++++ Supplied data
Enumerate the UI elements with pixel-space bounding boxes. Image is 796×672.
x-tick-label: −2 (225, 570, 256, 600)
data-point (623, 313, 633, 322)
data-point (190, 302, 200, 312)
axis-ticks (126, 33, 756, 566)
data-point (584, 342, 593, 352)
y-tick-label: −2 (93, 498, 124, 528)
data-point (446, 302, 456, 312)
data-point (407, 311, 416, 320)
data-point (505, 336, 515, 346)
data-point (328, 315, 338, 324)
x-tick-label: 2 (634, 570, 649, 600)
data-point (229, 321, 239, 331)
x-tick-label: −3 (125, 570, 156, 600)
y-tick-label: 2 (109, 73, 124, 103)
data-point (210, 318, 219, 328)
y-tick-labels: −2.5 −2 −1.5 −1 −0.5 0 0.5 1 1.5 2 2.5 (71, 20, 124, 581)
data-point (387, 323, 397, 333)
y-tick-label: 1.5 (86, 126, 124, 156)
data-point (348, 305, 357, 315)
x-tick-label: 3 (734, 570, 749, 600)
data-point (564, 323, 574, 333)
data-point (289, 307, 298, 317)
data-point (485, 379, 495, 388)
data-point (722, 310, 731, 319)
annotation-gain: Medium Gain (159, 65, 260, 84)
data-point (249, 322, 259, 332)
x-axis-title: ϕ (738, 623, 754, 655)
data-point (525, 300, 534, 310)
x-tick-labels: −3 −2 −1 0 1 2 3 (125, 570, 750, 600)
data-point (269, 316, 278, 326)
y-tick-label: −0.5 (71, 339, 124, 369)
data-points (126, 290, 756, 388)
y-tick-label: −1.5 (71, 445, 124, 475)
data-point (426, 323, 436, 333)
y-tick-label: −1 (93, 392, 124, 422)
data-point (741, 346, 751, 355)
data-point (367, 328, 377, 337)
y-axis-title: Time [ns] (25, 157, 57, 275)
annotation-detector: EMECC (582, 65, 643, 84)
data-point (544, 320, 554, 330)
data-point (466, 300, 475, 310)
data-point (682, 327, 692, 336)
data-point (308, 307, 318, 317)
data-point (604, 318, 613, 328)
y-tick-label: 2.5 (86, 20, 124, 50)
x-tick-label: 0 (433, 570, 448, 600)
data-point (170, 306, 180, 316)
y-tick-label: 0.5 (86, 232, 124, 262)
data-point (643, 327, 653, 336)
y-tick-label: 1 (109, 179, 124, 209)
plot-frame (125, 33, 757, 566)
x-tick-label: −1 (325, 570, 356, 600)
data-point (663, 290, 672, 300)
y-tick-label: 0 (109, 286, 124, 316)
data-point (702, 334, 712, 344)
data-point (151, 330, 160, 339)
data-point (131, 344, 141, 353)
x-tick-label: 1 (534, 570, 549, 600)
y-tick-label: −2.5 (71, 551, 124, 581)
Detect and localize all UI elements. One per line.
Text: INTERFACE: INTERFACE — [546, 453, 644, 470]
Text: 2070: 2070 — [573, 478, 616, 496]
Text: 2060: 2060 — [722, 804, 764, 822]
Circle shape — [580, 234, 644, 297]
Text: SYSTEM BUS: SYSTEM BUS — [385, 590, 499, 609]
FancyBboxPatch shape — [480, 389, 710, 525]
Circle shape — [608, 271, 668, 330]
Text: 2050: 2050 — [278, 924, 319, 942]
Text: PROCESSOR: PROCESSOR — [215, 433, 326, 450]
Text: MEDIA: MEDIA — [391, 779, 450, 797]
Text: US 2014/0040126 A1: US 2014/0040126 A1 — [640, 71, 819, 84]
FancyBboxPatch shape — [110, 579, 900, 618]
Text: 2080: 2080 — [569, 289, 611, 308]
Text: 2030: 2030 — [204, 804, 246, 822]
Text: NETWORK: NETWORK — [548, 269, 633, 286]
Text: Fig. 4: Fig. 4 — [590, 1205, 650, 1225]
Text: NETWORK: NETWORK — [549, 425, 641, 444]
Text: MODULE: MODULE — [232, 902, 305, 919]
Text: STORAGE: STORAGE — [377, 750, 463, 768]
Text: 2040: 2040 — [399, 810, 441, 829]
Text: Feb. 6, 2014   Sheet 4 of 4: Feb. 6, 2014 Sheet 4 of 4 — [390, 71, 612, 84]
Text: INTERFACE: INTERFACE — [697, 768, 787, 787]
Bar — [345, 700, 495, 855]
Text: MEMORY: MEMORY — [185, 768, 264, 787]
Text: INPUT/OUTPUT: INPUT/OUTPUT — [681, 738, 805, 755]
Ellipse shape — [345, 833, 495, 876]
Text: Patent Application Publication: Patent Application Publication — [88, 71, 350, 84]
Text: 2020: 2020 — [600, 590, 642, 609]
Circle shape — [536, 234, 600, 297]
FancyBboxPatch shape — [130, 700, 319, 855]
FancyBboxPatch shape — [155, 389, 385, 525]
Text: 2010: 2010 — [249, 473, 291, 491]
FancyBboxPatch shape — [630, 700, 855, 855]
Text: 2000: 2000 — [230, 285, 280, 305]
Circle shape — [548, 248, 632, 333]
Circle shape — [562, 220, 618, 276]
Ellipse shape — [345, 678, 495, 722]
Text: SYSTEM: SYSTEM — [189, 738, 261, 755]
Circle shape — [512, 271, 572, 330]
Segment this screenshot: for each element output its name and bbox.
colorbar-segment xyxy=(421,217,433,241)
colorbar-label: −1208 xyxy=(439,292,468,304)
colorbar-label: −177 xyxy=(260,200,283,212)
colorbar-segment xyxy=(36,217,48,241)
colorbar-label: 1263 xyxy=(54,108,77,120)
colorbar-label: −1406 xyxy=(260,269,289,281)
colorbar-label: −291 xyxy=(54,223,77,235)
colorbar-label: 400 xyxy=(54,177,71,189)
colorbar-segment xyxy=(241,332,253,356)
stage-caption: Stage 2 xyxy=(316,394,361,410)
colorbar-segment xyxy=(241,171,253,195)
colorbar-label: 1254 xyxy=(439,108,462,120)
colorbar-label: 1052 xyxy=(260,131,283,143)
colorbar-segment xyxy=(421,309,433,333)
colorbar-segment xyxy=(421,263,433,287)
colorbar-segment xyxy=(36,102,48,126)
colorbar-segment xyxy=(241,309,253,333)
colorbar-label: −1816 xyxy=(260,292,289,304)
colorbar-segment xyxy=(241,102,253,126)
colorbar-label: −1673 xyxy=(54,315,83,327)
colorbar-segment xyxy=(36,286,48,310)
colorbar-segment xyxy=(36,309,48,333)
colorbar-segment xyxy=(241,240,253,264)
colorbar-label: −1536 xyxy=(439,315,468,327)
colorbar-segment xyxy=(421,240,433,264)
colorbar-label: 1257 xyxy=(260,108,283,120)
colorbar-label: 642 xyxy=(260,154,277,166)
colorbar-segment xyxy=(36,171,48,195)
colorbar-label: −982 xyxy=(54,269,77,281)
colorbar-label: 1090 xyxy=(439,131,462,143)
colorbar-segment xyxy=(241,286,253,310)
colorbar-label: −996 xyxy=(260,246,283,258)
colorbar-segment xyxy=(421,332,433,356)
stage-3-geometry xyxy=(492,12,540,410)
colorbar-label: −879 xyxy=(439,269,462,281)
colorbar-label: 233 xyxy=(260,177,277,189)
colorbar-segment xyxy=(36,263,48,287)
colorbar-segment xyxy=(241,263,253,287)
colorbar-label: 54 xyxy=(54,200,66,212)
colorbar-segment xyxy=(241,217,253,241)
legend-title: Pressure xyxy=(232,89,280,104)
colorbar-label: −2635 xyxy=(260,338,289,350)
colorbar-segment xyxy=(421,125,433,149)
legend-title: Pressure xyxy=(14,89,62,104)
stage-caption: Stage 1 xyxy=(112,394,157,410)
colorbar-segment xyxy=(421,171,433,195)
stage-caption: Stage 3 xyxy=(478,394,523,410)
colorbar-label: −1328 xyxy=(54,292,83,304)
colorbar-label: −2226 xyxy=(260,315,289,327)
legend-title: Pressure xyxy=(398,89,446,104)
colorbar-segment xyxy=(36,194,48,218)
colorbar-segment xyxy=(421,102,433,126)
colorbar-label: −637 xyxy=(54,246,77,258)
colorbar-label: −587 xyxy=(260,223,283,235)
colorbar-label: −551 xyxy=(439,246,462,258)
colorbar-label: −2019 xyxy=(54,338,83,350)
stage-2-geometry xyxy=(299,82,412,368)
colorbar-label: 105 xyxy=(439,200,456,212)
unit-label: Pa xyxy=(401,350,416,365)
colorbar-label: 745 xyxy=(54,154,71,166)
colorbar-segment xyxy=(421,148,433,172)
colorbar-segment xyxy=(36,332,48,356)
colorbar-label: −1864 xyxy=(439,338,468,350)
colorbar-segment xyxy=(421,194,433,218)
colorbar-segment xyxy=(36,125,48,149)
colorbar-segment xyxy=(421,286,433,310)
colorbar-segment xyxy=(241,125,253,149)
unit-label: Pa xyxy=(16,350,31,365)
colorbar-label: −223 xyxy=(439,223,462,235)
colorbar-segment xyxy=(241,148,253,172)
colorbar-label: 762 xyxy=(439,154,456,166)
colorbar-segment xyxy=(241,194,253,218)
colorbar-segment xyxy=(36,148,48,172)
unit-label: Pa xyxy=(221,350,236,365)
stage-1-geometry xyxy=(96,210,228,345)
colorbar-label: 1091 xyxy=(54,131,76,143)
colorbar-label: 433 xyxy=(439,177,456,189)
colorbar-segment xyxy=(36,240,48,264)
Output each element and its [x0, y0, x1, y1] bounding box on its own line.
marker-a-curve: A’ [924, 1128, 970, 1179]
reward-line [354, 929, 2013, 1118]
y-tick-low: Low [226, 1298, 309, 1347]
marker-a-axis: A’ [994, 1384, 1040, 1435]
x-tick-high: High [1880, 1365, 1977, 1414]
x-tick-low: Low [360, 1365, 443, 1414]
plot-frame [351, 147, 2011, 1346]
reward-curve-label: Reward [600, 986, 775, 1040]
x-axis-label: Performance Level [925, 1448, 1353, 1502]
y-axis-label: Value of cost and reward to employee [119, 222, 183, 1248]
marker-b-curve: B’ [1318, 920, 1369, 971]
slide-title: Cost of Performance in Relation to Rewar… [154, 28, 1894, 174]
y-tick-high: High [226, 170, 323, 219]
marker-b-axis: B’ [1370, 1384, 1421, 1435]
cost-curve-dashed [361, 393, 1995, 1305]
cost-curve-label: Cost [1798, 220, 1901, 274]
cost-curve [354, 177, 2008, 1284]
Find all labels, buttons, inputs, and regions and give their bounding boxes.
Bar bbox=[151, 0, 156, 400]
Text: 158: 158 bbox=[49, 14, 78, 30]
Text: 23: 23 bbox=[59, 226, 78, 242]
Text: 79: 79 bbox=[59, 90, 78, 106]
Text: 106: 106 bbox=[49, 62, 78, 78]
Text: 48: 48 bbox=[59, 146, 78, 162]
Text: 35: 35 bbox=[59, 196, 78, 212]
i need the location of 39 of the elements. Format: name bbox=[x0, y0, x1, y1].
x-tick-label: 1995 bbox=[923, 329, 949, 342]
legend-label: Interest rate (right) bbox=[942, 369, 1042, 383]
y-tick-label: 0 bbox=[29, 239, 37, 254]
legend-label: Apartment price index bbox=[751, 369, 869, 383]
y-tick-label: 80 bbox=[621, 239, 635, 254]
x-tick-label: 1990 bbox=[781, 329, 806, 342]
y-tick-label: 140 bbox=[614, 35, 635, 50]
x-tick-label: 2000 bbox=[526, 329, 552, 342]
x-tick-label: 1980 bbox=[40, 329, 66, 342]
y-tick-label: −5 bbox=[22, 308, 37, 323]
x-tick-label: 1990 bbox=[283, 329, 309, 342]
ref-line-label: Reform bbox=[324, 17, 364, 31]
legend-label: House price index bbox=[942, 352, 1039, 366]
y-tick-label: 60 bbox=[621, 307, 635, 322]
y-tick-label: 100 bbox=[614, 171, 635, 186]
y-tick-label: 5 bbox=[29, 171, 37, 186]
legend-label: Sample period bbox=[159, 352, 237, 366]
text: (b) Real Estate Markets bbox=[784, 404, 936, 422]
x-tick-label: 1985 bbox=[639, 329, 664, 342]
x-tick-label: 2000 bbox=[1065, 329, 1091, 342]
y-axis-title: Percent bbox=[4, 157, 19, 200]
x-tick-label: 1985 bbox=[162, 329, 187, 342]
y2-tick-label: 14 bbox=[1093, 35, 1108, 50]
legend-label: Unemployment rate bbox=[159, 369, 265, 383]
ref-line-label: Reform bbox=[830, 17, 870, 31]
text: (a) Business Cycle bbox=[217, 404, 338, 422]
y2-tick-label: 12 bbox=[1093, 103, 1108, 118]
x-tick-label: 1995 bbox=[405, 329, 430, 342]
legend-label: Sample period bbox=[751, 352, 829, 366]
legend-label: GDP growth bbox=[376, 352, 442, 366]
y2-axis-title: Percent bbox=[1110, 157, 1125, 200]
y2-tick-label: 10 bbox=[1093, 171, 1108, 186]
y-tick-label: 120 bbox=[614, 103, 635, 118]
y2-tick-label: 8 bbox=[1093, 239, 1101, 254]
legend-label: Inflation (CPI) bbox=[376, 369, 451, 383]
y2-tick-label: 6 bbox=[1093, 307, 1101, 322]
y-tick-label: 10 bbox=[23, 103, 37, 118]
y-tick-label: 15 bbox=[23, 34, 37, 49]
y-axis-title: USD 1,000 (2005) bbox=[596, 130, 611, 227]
++++++++
### What you are asked to do:
Pick out every line of the entries above that contains the string "labels". Copy each one in full.

### Solved problem:
y-tick-labels: −2.5 −2 −1.5 −1 −0.5 0 0.5 1 1.5 2 2.5 (71, 20, 124, 581)
x-tick-labels: −3 −2 −1 0 1 2 3 (125, 570, 750, 600)
Find all labels, buttons, inputs, and regions and give their bounding boxes.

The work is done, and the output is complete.